STORED DATA:
···

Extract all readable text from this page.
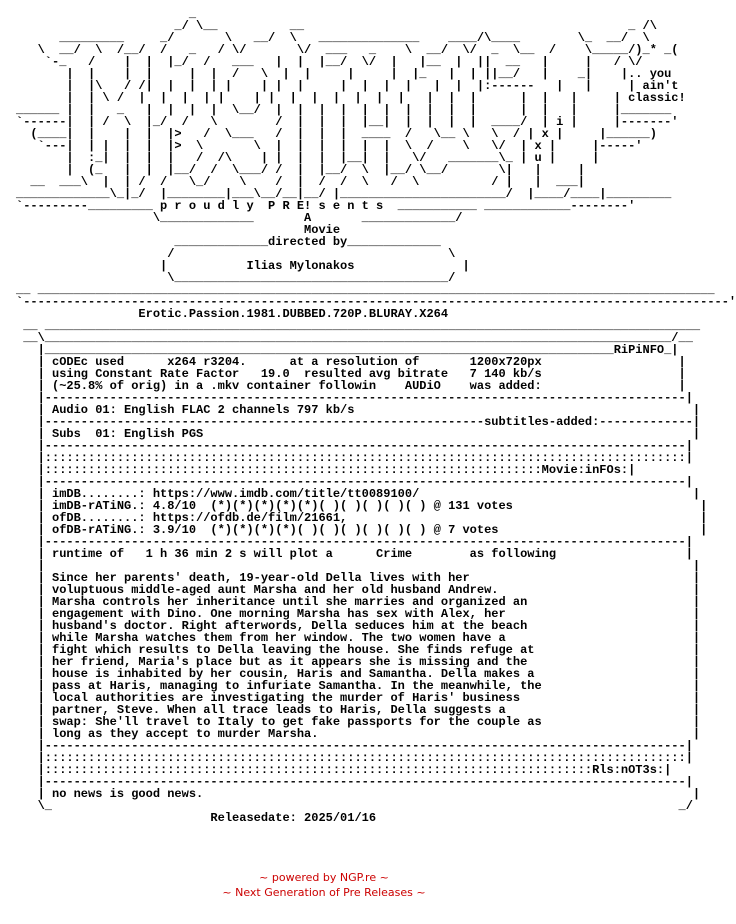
_
_/ \__          __                                             _ /\
_________     _/       \   __/  \   ______________    ____/\____        \_  __/  \
\  __/  \  /__/  /   _   / \/       \/  ___   _    \  __/  \/  _  \__  /    \_____/)_* _(
`-_   /    |  |  |_/  /   ___   |  |  |__/  \/  |   |__  |  ||  __   |     |   / \/
|  |    |  |     |  |  /   \  |  |     |     |  |_   |  | ||__/   |    _|    |.. you
|  |\   / /|  |  |  | |    | |  |     |  |  |  |   |  |  |:------   |   |     | ain't
|  | \ /  |  |  |  | |    | |  |  |  |  |  |  |   |  |  |      |  |   |     | classic!
______ |  |   _   |  |  |  |  \__/  |  |  |  |  |  |  |  |  |  |      |  |   |     |_______
`------|  | /  \  |_/  /   \        /  |  |  |  |__|  |  |  |  |  ____/  | i |     |-------'
(____|  |    |  |  |>   /  \___   /  |  |  |  ____  /   \__ \   \  / | x |     |______)
`---|  | |  |  |  |>  \       \  |  |  |  |  |  |  \  /    \   \/  | x |     |-----'
|  :_|  |  |  |   /  /\    | |  |  |  |__|  |   \/   _______\_ | u |     |
|  (_   |  |  |__/  /  \___/ /  |  |__/  \  |__/ \__/       \|   |     |
__  ___\  |  | /  /   \_/    \    /  |  /  /  \   /  \          / |   |  ___|
_____________\_|_/  |________|___\__/__|__/ |_______________________/  |____/____|_________
`---------_________ p r o u d l y  P R E! s e n t s  ___________ ____________--------'
\_____________       A       _____________/
Movie
_____________directed by_____________
/                                      \
|           Ilias Mylonakos               |
\______________________________________/
__ ______________________________________________________________________________________________
`--------------------------------------------------------------------------------------------------'
Erotic.Passion.1981.DUBBED.720P.BLURAY.X264
__ ___________________________________________________________________________________________
__\_______________________________________________________________________________________/__
|_______________________________________________________________________________RiPiNFO_|
| cODEc used      x264 r3204.      at a resolution of       1200x720px                   |
| using Constant Rate Factor   19.0  resulted avg bitrate   7 140 kb/s                   |
| (~25.8% of orig) in a .mkv container followin    AUDiO    was added:                   |
|-----------------------------------------------------------------------------------------|
| Audio 01: English FLAC 2 channels 797 kb/s                                               |
|-------------------------------------------------------------subtitles-added:-------------|
| Subs  01: English PGS                                                                    |
|-----------------------------------------------------------------------------------------|
|:::::::::::::::::::::::::::::::::::::::::::::::::::::::::::::::::::::::::::::::::::::::::|
|:::::::::::::::::::::::::::::::::::::::::::::::::::::::::::::::::::::Movie:inFOs:|
|-----------------------------------------------------------------------------------------|
| imDB........: https://www.imdb.com/title/tt0089100/                                      |
| imDB-rATiNG.: 4.8/10  (*)(*)(*)(*)(*)( )( )( )( )( ) @ 131 votes                          |
| ofDB........: https://ofdb.de/film/21661,                                                 |
| ofDB-rATiNG.: 3.9/10  (*)(*)(*)(*)( )( )( )( )( )( ) @ 7 votes                            |
|-----------------------------------------------------------------------------------------|
| runtime of   1 h 36 min 2 s will plot a      Crime        as following                  |
|                                                                                          |
| Since her parents' death, 19-year-old Della lives with her                               |
| voluptuous middle-aged aunt Marsha and her old husband Andrew.                           |
| Marsha controls her inheritance until she marries and organized an                       |
| engagement with Dino. One morning Marsha has sex with Alex, her                          |
| husband's doctor. Right afterwords, Della seduces him at the beach                       |
| while Marsha watches them from her window. The two women have a                          |
| fight which results to Della leaving the house. She finds refuge at                      |
| her friend, Maria's place but as it appears she is missing and the                       |
| house is inhabited by her cousin, Haris and Samantha. Della makes a                      |
| pass at Haris, managing to infuriate Samantha. In the meanwhile, the                     |
| local authorities are investigating the murder of Haris' business                        |
| partner, Steve. When all trace leads to Haris, Della suggests a                          |
| swap: She'll travel to Italy to get fake passports for the couple as                     |
| long as they accept to murder Marsha.                                                    |
|-----------------------------------------------------------------------------------------|
|:::::::::::::::::::::::::::::::::::::::::::::::::::::::::::::::::::::::::::::::::::::::::|
|::::::::::::::::::::::::::::::::::::::::::::::::::::::::::::::::::::::::::::Rls:nOT3s:|
|-----------------------------------------------------------------------------------------|
| no news is good news.                                                                    |
\_                                                                                       _/
Releasedate: 2025/01/16
~ powered by NGP.re ~
~ Next Generation of Pre Releases ~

···

GIVEN INSTRUCTION:
Give back the entries verbatim. Do not include any picture.

COMPLETED EXERCISE:
Extract all readable text from this page.
_
_/ \__          __                                             _ /\
_________     _/       \   __/  \   ______________    ____/\____        \_  __/  \
\  __/  \  /__/  /   _   / \/       \/  ___   _    \  __/  \/  _  \__  /    \_____/)_* _(
`-_   /    |  |  |_/  /   ___   |  |  |__/  \/  |   |__  |  ||  __   |     |   / \/
|  |    |  |     |  |  /   \  |  |     |     |  |_   |  | ||__/   |    _|    |.. you
|  |\   / /|  |  |  | |    | |  |     |  |  |  |   |  |  |:------   |   |     | ain't
|  | \ /  |  |  |  | |    | |  |  |  |  |  |  |   |  |  |      |  |   |     | classic!
______ |  |   _   |  |  |  |  \__/  |  |  |  |  |  |  |  |  |  |      |  |   |     |_______
`------|  | /  \  |_/  /   \        /  |  |  |  |__|  |  |  |  |  ____/  | i |     |-------'
(____|  |    |  |  |>   /  \___   /  |  |  |  ____  /   \__ \   \  / | x |     |______)
`---|  | |  |  |  |>  \       \  |  |  |  |  |  |  \  /    \   \/  | x |     |-----'
|  :_|  |  |  |   /  /\    | |  |  |  |__|  |   \/   _______\_ | u |     |
|  (_   |  |  |__/  /  \___/ /  |  |__/  \  |__/ \__/       \|   |     |
__  ___\  |  | /  /   \_/    \    /  |  /  /  \   /  \          / |   |  ___|
_____________\_|_/  |________|___\__/__|__/ |_______________________/  |____/____|_________
`---------_________ p r o u d l y  P R E! s e n t s  ___________ ____________--------'
\_____________       A       _____________/
Movie
_____________directed by_____________
/                                      \
|           Ilias Mylonakos               |
\______________________________________/
__ ______________________________________________________________________________________________
`--------------------------------------------------------------------------------------------------'
Erotic.Passion.1981.DUBBED.720P.BLURAY.X264
__ ___________________________________________________________________________________________
__\_______________________________________________________________________________________/__
|_______________________________________________________________________________RiPiNFO_|
| cODEc used      x264 r3204.      at a resolution of       1200x720px                   |
| using Constant Rate Factor   19.0  resulted avg bitrate   7 140 kb/s                   |
| (~25.8% of orig) in a .mkv container followin    AUDiO    was added:                   |
|-----------------------------------------------------------------------------------------|
| Audio 01: English FLAC 2 channels 797 kb/s                                               |
|-------------------------------------------------------------subtitles-added:-------------|
| Subs  01: English PGS                                                                    |
|-----------------------------------------------------------------------------------------|
|:::::::::::::::::::::::::::::::::::::::::::::::::::::::::::::::::::::::::::::::::::::::::|
|:::::::::::::::::::::::::::::::::::::::::::::::::::::::::::::::::::::Movie:inFOs:|
|-----------------------------------------------------------------------------------------|
| imDB........: https://www.imdb.com/title/tt0089100/                                      |
| imDB-rATiNG.: 4.8/10  (*)(*)(*)(*)(*)( )( )( )( )( ) @ 131 votes                          |
| ofDB........: https://ofdb.de/film/21661,                                                 |
| ofDB-rATiNG.: 3.9/10  (*)(*)(*)(*)( )( )( )( )( )( ) @ 7 votes                            |
|-----------------------------------------------------------------------------------------|
| runtime of   1 h 36 min 2 s will plot a      Crime        as following                  |
|                                                                                          |
| Since her parents' death, 19-year-old Della lives with her                               |
| voluptuous middle-aged aunt Marsha and her old husband Andrew.                           |
| Marsha controls her inheritance until she marries and organized an                       |
| engagement with Dino. One morning Marsha has sex with Alex, her                          |
| husband's doctor. Right afterwords, Della seduces him at the beach                       |
| while Marsha watches them from her window. The two women have a                          |
| fight which results to Della leaving the house. She finds refuge at                      |
| her friend, Maria's place but as it appears she is missing and the                       |
| house is inhabited by her cousin, Haris and Samantha. Della makes a                      |
| pass at Haris, managing to infuriate Samantha. In the meanwhile, the                     |
| local authorities are investigating the murder of Haris' business                        |
| partner, Steve. When all trace leads to Haris, Della suggests a                          |
| swap: She'll travel to Italy to get fake passports for the couple as                     |
| long as they accept to murder Marsha.                                                    |
|-----------------------------------------------------------------------------------------|
|:::::::::::::::::::::::::::::::::::::::::::::::::::::::::::::::::::::::::::::::::::::::::|
|::::::::::::::::::::::::::::::::::::::::::::::::::::::::::::::::::::::::::::Rls:nOT3s:|
|-----------------------------------------------------------------------------------------|
| no news is good news.                                                                    |
\_                                                                                       _/
Releasedate: 2025/01/16
~ powered by NGP.re ~
~ Next Generation of Pre Releases ~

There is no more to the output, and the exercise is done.